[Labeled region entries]

##############################

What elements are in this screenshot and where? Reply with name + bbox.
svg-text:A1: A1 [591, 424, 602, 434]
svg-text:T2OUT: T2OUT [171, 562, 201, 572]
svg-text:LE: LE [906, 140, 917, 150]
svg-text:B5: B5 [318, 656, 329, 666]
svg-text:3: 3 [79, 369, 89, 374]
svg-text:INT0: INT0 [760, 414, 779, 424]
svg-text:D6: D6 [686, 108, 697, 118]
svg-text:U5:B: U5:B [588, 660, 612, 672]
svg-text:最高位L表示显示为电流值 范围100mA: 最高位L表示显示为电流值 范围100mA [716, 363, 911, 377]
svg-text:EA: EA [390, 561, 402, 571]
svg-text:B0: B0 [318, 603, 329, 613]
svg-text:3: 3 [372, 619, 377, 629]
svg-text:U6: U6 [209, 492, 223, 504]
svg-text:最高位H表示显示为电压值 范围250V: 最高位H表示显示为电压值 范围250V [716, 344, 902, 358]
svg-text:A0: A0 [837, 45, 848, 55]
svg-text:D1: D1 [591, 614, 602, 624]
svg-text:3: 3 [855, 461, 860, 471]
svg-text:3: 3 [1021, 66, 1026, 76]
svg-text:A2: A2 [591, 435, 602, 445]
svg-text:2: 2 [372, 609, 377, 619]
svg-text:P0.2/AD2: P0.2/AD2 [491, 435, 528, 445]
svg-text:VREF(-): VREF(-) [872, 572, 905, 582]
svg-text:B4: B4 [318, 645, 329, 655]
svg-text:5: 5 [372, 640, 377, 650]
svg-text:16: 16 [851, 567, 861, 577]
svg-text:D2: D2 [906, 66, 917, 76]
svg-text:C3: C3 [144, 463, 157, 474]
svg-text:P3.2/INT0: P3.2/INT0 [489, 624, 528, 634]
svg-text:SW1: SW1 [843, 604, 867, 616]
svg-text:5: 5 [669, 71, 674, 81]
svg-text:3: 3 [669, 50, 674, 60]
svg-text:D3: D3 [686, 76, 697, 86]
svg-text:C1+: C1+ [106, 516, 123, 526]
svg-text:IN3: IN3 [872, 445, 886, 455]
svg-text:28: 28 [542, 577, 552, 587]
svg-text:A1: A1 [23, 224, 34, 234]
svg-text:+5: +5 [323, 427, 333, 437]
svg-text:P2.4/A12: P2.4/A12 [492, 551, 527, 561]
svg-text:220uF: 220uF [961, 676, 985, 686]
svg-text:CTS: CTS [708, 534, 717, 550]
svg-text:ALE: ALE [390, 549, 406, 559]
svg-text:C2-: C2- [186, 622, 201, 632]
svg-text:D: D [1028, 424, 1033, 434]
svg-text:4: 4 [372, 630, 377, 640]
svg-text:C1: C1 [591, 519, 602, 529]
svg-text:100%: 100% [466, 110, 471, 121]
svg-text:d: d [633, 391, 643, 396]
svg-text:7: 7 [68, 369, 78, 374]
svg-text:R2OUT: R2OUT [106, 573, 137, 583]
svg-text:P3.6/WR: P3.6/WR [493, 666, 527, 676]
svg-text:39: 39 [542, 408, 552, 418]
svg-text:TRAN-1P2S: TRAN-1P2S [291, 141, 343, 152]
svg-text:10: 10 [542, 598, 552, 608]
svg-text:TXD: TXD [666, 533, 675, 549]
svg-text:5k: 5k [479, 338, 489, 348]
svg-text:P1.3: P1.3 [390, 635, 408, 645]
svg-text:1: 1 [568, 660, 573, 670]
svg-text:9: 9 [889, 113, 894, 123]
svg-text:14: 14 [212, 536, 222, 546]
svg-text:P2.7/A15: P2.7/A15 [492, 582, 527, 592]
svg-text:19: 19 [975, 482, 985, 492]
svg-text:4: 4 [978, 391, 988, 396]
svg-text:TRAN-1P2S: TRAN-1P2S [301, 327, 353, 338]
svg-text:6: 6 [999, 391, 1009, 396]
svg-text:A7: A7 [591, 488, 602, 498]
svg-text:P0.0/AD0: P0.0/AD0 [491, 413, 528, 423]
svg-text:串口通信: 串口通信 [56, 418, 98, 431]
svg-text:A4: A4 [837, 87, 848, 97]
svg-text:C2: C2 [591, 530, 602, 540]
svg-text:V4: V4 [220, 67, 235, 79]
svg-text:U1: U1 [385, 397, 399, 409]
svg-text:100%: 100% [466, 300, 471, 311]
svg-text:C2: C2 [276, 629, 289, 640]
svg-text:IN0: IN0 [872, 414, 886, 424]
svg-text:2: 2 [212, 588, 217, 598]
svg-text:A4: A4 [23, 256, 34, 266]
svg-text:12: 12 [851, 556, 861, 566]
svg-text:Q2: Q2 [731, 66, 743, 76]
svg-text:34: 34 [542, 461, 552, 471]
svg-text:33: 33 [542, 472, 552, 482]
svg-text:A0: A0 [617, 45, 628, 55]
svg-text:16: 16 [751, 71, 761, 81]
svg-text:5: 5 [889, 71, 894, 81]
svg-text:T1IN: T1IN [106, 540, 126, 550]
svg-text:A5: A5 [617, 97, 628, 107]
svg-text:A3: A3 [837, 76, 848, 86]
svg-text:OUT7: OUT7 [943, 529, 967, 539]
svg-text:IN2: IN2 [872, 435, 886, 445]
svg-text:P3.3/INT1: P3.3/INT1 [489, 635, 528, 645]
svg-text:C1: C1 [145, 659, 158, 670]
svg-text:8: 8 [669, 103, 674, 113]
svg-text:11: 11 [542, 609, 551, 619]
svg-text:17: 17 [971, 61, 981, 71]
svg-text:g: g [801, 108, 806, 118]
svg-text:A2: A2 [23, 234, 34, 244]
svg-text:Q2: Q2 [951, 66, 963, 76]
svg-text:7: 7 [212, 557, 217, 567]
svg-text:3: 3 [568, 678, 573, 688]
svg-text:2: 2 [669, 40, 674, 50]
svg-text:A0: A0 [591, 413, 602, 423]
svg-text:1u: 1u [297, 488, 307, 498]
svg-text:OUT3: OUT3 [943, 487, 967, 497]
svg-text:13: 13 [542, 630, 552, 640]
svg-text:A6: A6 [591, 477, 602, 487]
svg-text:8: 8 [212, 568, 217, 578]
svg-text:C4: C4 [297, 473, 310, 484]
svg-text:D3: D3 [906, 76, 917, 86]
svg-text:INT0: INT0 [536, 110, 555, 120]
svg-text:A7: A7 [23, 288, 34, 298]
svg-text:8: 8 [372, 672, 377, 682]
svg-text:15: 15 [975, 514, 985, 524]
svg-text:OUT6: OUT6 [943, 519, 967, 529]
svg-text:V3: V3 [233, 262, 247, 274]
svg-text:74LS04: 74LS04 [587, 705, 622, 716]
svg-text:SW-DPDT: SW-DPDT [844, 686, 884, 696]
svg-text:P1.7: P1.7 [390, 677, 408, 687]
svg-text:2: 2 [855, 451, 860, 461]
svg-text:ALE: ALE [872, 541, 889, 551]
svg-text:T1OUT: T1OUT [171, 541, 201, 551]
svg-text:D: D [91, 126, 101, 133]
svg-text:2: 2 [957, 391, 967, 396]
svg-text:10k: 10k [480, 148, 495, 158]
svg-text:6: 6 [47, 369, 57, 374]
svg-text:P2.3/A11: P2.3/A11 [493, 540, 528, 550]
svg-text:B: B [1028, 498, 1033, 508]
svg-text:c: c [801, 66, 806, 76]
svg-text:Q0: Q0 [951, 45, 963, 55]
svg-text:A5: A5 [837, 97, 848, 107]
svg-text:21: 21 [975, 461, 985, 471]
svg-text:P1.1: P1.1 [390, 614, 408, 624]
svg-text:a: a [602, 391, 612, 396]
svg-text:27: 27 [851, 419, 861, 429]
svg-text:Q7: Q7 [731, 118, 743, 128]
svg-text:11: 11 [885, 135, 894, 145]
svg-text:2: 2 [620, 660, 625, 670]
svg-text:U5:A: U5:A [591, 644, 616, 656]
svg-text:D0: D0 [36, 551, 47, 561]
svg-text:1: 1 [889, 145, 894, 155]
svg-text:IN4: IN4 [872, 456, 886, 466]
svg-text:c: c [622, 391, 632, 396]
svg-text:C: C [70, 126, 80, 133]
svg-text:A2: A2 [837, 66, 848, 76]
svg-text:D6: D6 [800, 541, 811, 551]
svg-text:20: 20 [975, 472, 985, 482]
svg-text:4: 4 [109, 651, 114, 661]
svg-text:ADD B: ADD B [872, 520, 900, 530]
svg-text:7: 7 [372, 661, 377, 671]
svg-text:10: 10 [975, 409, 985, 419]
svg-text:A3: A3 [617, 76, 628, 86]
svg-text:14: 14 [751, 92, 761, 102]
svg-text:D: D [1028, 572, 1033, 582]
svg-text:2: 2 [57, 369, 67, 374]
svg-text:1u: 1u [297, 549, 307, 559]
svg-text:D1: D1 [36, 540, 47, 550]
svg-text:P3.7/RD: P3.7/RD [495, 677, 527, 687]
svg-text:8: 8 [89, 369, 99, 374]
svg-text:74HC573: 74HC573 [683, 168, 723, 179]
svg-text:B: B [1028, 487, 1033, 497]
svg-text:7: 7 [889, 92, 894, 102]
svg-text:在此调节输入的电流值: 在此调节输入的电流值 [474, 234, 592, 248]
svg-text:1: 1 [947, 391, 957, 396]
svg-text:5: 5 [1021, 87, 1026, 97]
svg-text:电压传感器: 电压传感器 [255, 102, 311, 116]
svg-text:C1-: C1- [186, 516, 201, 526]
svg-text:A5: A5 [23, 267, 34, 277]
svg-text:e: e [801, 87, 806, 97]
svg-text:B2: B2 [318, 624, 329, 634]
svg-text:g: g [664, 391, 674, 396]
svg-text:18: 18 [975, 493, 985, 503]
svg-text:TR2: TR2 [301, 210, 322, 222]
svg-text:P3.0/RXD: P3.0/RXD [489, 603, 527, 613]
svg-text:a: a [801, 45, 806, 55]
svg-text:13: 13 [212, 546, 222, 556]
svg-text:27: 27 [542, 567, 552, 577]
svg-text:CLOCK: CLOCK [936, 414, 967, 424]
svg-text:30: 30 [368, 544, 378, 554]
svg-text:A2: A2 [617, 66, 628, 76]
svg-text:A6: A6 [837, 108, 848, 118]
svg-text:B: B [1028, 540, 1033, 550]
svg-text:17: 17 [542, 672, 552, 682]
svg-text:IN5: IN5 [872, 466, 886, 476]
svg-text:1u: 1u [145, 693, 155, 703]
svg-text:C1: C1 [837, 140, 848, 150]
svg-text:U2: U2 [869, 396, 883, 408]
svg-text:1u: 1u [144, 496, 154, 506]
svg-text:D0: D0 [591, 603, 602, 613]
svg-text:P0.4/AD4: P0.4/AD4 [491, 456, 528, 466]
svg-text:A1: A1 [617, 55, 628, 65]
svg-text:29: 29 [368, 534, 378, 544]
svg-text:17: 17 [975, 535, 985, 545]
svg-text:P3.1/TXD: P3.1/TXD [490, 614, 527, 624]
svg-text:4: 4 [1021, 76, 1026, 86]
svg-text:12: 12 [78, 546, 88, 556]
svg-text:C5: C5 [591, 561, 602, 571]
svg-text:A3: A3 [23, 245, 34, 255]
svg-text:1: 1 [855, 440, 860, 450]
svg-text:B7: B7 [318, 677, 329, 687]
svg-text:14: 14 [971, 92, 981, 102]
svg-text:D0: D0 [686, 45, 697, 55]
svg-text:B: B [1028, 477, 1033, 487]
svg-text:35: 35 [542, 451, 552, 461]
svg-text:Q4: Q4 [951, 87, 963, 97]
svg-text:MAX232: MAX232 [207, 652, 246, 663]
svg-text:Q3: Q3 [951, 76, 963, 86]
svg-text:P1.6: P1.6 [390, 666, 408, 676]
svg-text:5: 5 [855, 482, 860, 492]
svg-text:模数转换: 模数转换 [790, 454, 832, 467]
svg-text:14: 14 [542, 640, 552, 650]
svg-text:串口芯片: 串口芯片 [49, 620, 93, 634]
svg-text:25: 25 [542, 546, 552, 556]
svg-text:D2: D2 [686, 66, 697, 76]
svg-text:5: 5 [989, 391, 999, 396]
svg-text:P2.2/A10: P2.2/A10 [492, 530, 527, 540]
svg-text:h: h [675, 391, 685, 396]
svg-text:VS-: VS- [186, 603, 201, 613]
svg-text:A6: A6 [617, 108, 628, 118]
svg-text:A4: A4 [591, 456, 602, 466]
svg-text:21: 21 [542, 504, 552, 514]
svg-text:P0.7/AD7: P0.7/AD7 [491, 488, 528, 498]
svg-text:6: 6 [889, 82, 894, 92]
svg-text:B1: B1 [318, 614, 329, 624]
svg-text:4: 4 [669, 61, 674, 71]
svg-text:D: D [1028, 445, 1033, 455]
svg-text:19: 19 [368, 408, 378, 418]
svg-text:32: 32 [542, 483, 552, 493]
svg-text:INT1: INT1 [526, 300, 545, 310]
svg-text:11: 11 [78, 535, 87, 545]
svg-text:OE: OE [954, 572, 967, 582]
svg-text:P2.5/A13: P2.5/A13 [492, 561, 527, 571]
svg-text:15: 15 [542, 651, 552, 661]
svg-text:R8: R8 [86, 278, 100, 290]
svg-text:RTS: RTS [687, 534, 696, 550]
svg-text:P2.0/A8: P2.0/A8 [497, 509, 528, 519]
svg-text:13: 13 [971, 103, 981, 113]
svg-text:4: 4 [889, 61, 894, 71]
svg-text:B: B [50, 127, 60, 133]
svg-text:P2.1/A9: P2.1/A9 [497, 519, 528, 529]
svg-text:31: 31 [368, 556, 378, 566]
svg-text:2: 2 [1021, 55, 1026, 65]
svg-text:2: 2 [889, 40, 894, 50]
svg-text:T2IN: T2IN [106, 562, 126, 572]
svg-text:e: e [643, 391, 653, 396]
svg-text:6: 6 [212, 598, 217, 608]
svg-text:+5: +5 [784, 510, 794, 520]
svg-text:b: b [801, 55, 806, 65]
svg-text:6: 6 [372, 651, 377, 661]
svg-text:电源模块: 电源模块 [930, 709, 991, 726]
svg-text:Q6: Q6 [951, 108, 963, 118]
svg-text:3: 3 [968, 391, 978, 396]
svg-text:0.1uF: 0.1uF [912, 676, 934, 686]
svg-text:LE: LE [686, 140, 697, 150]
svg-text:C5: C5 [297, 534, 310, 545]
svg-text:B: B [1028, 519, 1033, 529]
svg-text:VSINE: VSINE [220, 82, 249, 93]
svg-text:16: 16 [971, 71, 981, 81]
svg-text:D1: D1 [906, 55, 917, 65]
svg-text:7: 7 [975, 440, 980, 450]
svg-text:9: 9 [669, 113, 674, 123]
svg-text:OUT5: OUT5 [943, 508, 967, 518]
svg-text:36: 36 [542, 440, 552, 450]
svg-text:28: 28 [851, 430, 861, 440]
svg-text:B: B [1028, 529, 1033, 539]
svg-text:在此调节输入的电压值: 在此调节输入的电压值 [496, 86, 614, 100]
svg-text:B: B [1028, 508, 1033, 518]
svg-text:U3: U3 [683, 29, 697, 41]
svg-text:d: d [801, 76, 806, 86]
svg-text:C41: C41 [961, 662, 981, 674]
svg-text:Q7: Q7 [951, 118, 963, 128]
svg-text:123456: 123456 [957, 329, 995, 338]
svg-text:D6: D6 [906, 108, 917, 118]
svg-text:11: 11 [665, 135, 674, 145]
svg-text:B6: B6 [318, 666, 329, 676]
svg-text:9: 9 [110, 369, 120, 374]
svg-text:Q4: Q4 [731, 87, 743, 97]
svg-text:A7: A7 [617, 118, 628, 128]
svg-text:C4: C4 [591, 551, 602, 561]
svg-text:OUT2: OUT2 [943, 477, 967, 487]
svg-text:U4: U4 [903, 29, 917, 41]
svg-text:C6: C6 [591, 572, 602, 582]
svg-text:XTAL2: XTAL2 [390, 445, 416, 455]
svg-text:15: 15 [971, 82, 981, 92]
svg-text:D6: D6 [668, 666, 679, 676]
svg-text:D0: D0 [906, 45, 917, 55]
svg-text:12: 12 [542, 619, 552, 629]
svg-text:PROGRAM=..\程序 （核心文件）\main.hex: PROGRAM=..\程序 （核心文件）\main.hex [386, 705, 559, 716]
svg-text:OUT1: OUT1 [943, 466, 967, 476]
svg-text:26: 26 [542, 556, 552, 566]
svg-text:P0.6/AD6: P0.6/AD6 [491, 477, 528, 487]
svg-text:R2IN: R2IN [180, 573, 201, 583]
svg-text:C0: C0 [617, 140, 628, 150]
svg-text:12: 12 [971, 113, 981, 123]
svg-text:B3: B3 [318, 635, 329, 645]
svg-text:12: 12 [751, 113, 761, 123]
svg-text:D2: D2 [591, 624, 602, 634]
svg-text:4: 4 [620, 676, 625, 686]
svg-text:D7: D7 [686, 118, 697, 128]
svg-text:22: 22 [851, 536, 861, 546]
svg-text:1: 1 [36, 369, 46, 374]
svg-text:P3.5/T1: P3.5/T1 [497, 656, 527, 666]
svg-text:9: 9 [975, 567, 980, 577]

##############################

◆ REQUEST ◆
Rewrite the stretch from the start of the records through the line containing "svg-text:ALE: ALE [390, 549, 406, 559]", changing "screenshot" to "rendered page" and leaving everything else as it stands.

◆ ANSWER FOR THIS EXERCISE ◆
What elements are in this rendered page and where? Reply with name + bbox.
svg-text:A1: A1 [591, 424, 602, 434]
svg-text:T2OUT: T2OUT [171, 562, 201, 572]
svg-text:LE: LE [906, 140, 917, 150]
svg-text:B5: B5 [318, 656, 329, 666]
svg-text:3: 3 [79, 369, 89, 374]
svg-text:INT0: INT0 [760, 414, 779, 424]
svg-text:D6: D6 [686, 108, 697, 118]
svg-text:U5:B: U5:B [588, 660, 612, 672]
svg-text:最高位L表示显示为电流值 范围100mA: 最高位L表示显示为电流值 范围100mA [716, 363, 911, 377]
svg-text:EA: EA [390, 561, 402, 571]
svg-text:B0: B0 [318, 603, 329, 613]
svg-text:3: 3 [372, 619, 377, 629]
svg-text:U6: U6 [209, 492, 223, 504]
svg-text:最高位H表示显示为电压值 范围250V: 最高位H表示显示为电压值 范围250V [716, 344, 902, 358]
svg-text:A0: A0 [837, 45, 848, 55]
svg-text:D1: D1 [591, 614, 602, 624]
svg-text:3: 3 [855, 461, 860, 471]
svg-text:3: 3 [1021, 66, 1026, 76]
svg-text:A2: A2 [591, 435, 602, 445]
svg-text:2: 2 [372, 609, 377, 619]
svg-text:P0.2/AD2: P0.2/AD2 [491, 435, 528, 445]
svg-text:VREF(-): VREF(-) [872, 572, 905, 582]
svg-text:B4: B4 [318, 645, 329, 655]
svg-text:5: 5 [372, 640, 377, 650]
svg-text:16: 16 [851, 567, 861, 577]
svg-text:D2: D2 [906, 66, 917, 76]
svg-text:C3: C3 [144, 463, 157, 474]
svg-text:P3.2/INT0: P3.2/INT0 [489, 624, 528, 634]
svg-text:SW1: SW1 [843, 604, 867, 616]
svg-text:5: 5 [669, 71, 674, 81]
svg-text:3: 3 [669, 50, 674, 60]
svg-text:D3: D3 [686, 76, 697, 86]
svg-text:C1+: C1+ [106, 516, 123, 526]
svg-text:IN3: IN3 [872, 445, 886, 455]
svg-text:28: 28 [542, 577, 552, 587]
svg-text:A1: A1 [23, 224, 34, 234]
svg-text:+5: +5 [323, 427, 333, 437]
svg-text:P2.4/A12: P2.4/A12 [492, 551, 527, 561]
svg-text:220uF: 220uF [961, 676, 985, 686]
svg-text:CTS: CTS [708, 534, 717, 550]
svg-text:ALE: ALE [390, 549, 406, 559]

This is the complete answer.